▶ _SUPPLIED INFORMATION_

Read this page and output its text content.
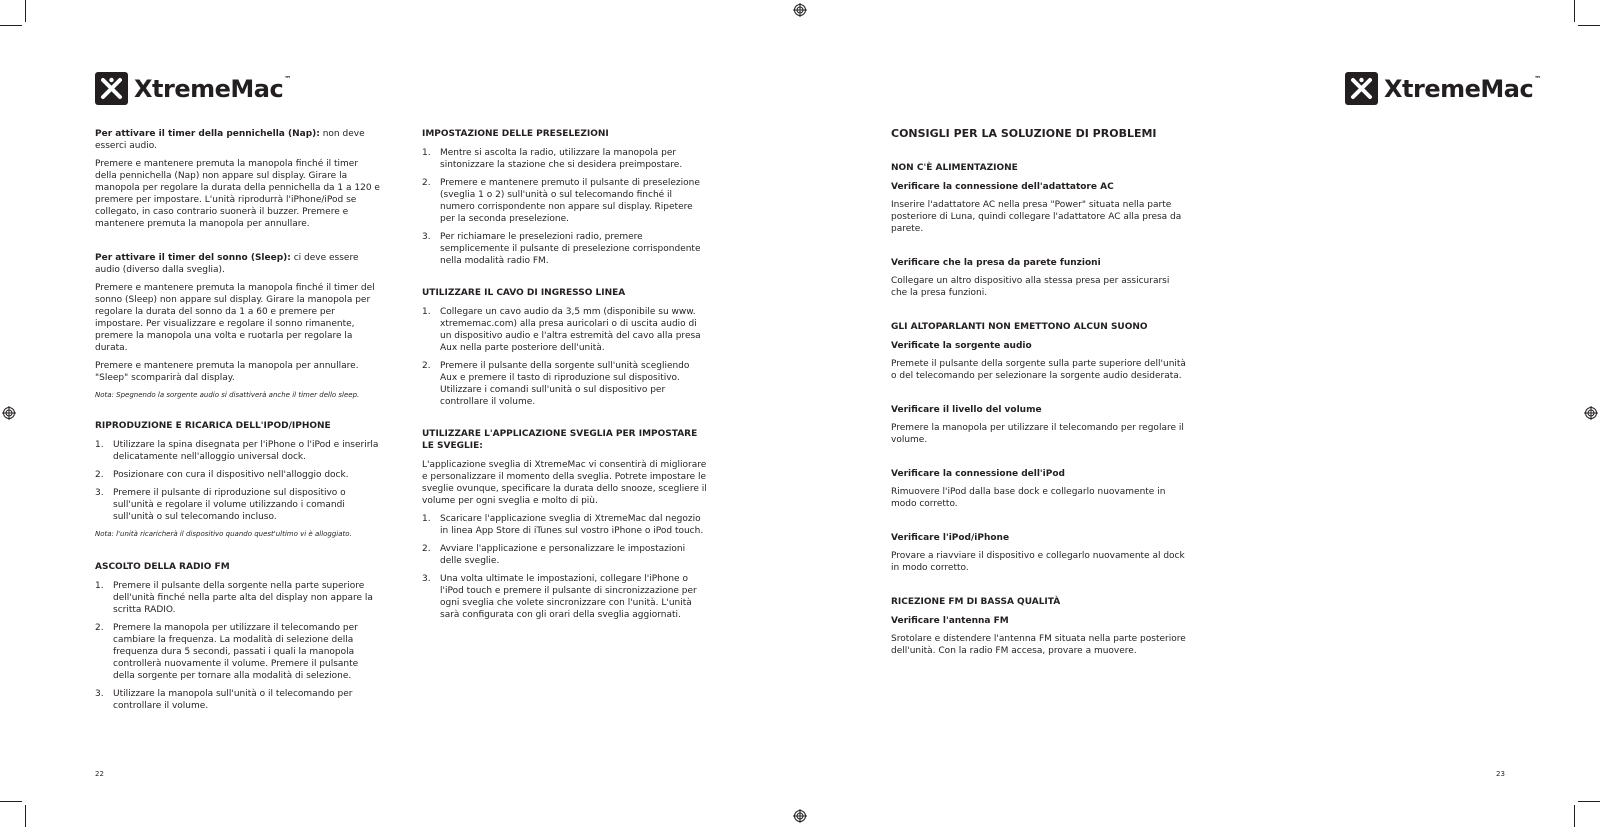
XtremeMac™	XtremeMac™

Per attivare il timer della pennichella (Nap): non deve esserci audio.

Premere e mantenere premuta la manopola finché il timer della pennichella (Nap) non appare sul display. Girare la manopola per regolare la durata della pennichella da 1 a 120 e premere per impostare. L'unità riprodurrà l'iPhone/iPod se collegato, in caso contrario suonerà il buzzer. Premere e mantenere premuta la manopola per annullare.

Per attivare il timer del sonno (Sleep): ci deve essere audio (diverso dalla sveglia).

Premere e mantenere premuta la manopola finché il timer del sonno (Sleep) non appare sul display. Girare la manopola per regolare la durata del sonno da 1 a 60 e premere per impostare. Per visualizzare e regolare il sonno rimanente, premere la manopola una volta e ruotarla per regolare la durata.

Premere e mantenere premuta la manopola per annullare. "Sleep" scomparirà dal display.

Nota: Spegnendo la sorgente audio si disattiverà anche il timer dello sleep.

RIPRODUZIONE E RICARICA DELL'IPOD/IPHONE
1.	Utilizzare la spina disegnata per l'iPhone o l'iPod e inserirla delicatamente nell'alloggio universal dock.
2.	Posizionare con cura il dispositivo nell'alloggio dock.
3.	Premere il pulsante di riproduzione sul dispositivo o sull'unità e regolare il volume utilizzando i comandi sull'unità o sul telecomando incluso.

Nota: l'unità ricaricherà il dispositivo quando quest'ultimo vi è alloggiato.

ASCOLTO DELLA RADIO FM
1.	Premere il pulsante della sorgente nella parte superiore dell'unità finché nella parte alta del display non appare la scritta RADIO.
2.	Premere la manopola per utilizzare il telecomando per cambiare la frequenza. La modalità di selezione della frequenza dura 5 secondi, passati i quali la manopola controllerà nuovamente il volume. Premere il pulsante della sorgente per tornare alla modalità di selezione.
3.	Utilizzare la manopola sull'unità o il telecomando per controllare il volume.
IMPOSTAZIONE DELLE PRESELEZIONI
1.	Mentre si ascolta la radio, utilizzare la manopola per sintonizzare la stazione che si desidera preimpostare.
2.	Premere e mantenere premuto il pulsante di preselezione (sveglia 1 o 2) sull'unità o sul telecomando finché il numero corrispondente non appare sul display. Ripetere per la seconda preselezione.
3.	Per richiamare le preselezioni radio, premere semplicemente il pulsante di preselezione corrispondente nella modalità radio FM.
UTILIZZARE IL CAVO DI INGRESSO LINEA
1.	Collegare un cavo audio da 3,5 mm (disponibile su www. xtrememac.com) alla presa auricolari o di uscita audio di un dispositivo audio e l'altra estremità del cavo alla presa Aux nella parte posteriore dell'unità.
2.	Premere il pulsante della sorgente sull'unità scegliendo Aux e premere il tasto di riproduzione sul dispositivo. Utilizzare i comandi sull'unità o sul dispositivo per controllare il volume.
UTILIZZARE L'APPLICAZIONE SVEGLIA PER IMPOSTARE LE SVEGLIE:

L'applicazione sveglia di XtremeMac vi consentirà di migliorare e personalizzare il momento della sveglia. Potrete impostare le sveglie ovunque, specificare la durata dello snooze, scegliere il volume per ogni sveglia e molto di più.

1.	Scaricare l'applicazione sveglia di XtremeMac dal negozio in linea App Store di iTunes sul vostro iPhone o iPod touch.
2.	Avviare l'applicazione e personalizzare le impostazioni delle sveglie.
3.	Una volta ultimate le impostazioni, collegare l'iPhone o l'iPod touch e premere il pulsante di sincronizzazione per ogni sveglia che volete sincronizzare con l'unità. L'unità sarà configurata con gli orari della sveglia aggiornati.
CONSIGLI PER LA SOLUZIONE DI PROBLEMI
NON C'È ALIMENTAZIONE
Verificare la connessione dell'adattatore AC

Inserire l'adattatore AC nella presa "Power" situata nella parte posteriore di Luna, quindi collegare l'adattatore AC alla presa da parete.

Verificare che la presa da parete funzioni

Collegare un altro dispositivo alla stessa presa per assicurarsi che la presa funzioni.

GLI ALTOPARLANTI NON EMETTONO ALCUN SUONO
Verificate la sorgente audio

Premete il pulsante della sorgente sulla parte superiore dell'unità o del telecomando per selezionare la sorgente audio desiderata.

Verificare il livello del volume

Premere la manopola per utilizzare il telecomando per regolare il volume.

Verificare la connessione dell'iPod

Rimuovere l'iPod dalla base dock e collegarlo nuovamente in modo corretto.

Verificare l'iPod/iPhone

Provare a riavviare il dispositivo e collegarlo nuovamente al dock in modo corretto.

RICEZIONE FM DI BASSA QUALITÀ
Verificare l'antenna FM

Srotolare e distendere l'antenna FM situata nella parte posteriore dell'unità. Con la radio FM accesa, provare a muovere.

22	23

▶ _GIVEN INSTRUCTION_
Nothing but the pictures may be dropped; output the records above exactly.

▶ _REPLY TO THE EXERCISE_
Read this page and output its text content.
XtremeMac™	XtremeMac™

Per attivare il timer della pennichella (Nap): non deve esserci audio.

Premere e mantenere premuta la manopola finché il timer della pennichella (Nap) non appare sul display. Girare la manopola per regolare la durata della pennichella da 1 a 120 e premere per impostare. L'unità riprodurrà l'iPhone/iPod se collegato, in caso contrario suonerà il buzzer. Premere e mantenere premuta la manopola per annullare.

Per attivare il timer del sonno (Sleep): ci deve essere audio (diverso dalla sveglia).

Premere e mantenere premuta la manopola finché il timer del sonno (Sleep) non appare sul display. Girare la manopola per regolare la durata del sonno da 1 a 60 e premere per impostare. Per visualizzare e regolare il sonno rimanente, premere la manopola una volta e ruotarla per regolare la durata.

Premere e mantenere premuta la manopola per annullare. "Sleep" scomparirà dal display.

Nota: Spegnendo la sorgente audio si disattiverà anche il timer dello sleep.

RIPRODUZIONE E RICARICA DELL'IPOD/IPHONE
1.	Utilizzare la spina disegnata per l'iPhone o l'iPod e inserirla delicatamente nell'alloggio universal dock.
2.	Posizionare con cura il dispositivo nell'alloggio dock.
3.	Premere il pulsante di riproduzione sul dispositivo o sull'unità e regolare il volume utilizzando i comandi sull'unità o sul telecomando incluso.

Nota: l'unità ricaricherà il dispositivo quando quest'ultimo vi è alloggiato.

ASCOLTO DELLA RADIO FM
1.	Premere il pulsante della sorgente nella parte superiore dell'unità finché nella parte alta del display non appare la scritta RADIO.
2.	Premere la manopola per utilizzare il telecomando per cambiare la frequenza. La modalità di selezione della frequenza dura 5 secondi, passati i quali la manopola controllerà nuovamente il volume. Premere il pulsante della sorgente per tornare alla modalità di selezione.
3.	Utilizzare la manopola sull'unità o il telecomando per controllare il volume.
IMPOSTAZIONE DELLE PRESELEZIONI
1.	Mentre si ascolta la radio, utilizzare la manopola per sintonizzare la stazione che si desidera preimpostare.
2.	Premere e mantenere premuto il pulsante di preselezione (sveglia 1 o 2) sull'unità o sul telecomando finché il numero corrispondente non appare sul display. Ripetere per la seconda preselezione.
3.	Per richiamare le preselezioni radio, premere semplicemente il pulsante di preselezione corrispondente nella modalità radio FM.
UTILIZZARE IL CAVO DI INGRESSO LINEA
1.	Collegare un cavo audio da 3,5 mm (disponibile su www. xtrememac.com) alla presa auricolari o di uscita audio di un dispositivo audio e l'altra estremità del cavo alla presa Aux nella parte posteriore dell'unità.
2.	Premere il pulsante della sorgente sull'unità scegliendo Aux e premere il tasto di riproduzione sul dispositivo. Utilizzare i comandi sull'unità o sul dispositivo per controllare il volume.
UTILIZZARE L'APPLICAZIONE SVEGLIA PER IMPOSTARE LE SVEGLIE:

L'applicazione sveglia di XtremeMac vi consentirà di migliorare e personalizzare il momento della sveglia. Potrete impostare le sveglie ovunque, specificare la durata dello snooze, scegliere il volume per ogni sveglia e molto di più.

1.	Scaricare l'applicazione sveglia di XtremeMac dal negozio in linea App Store di iTunes sul vostro iPhone o iPod touch.
2.	Avviare l'applicazione e personalizzare le impostazioni delle sveglie.
3.	Una volta ultimate le impostazioni, collegare l'iPhone o l'iPod touch e premere il pulsante di sincronizzazione per ogni sveglia che volete sincronizzare con l'unità. L'unità sarà configurata con gli orari della sveglia aggiornati.
CONSIGLI PER LA SOLUZIONE DI PROBLEMI
NON C'È ALIMENTAZIONE
Verificare la connessione dell'adattatore AC

Inserire l'adattatore AC nella presa "Power" situata nella parte posteriore di Luna, quindi collegare l'adattatore AC alla presa da parete.

Verificare che la presa da parete funzioni

Collegare un altro dispositivo alla stessa presa per assicurarsi che la presa funzioni.

GLI ALTOPARLANTI NON EMETTONO ALCUN SUONO
Verificate la sorgente audio

Premete il pulsante della sorgente sulla parte superiore dell'unità o del telecomando per selezionare la sorgente audio desiderata.

Verificare il livello del volume

Premere la manopola per utilizzare il telecomando per regolare il volume.

Verificare la connessione dell'iPod

Rimuovere l'iPod dalla base dock e collegarlo nuovamente in modo corretto.

Verificare l'iPod/iPhone

Provare a riavviare il dispositivo e collegarlo nuovamente al dock in modo corretto.

RICEZIONE FM DI BASSA QUALITÀ
Verificare l'antenna FM

Srotolare e distendere l'antenna FM situata nella parte posteriore dell'unità. Con la radio FM accesa, provare a muovere.

22	23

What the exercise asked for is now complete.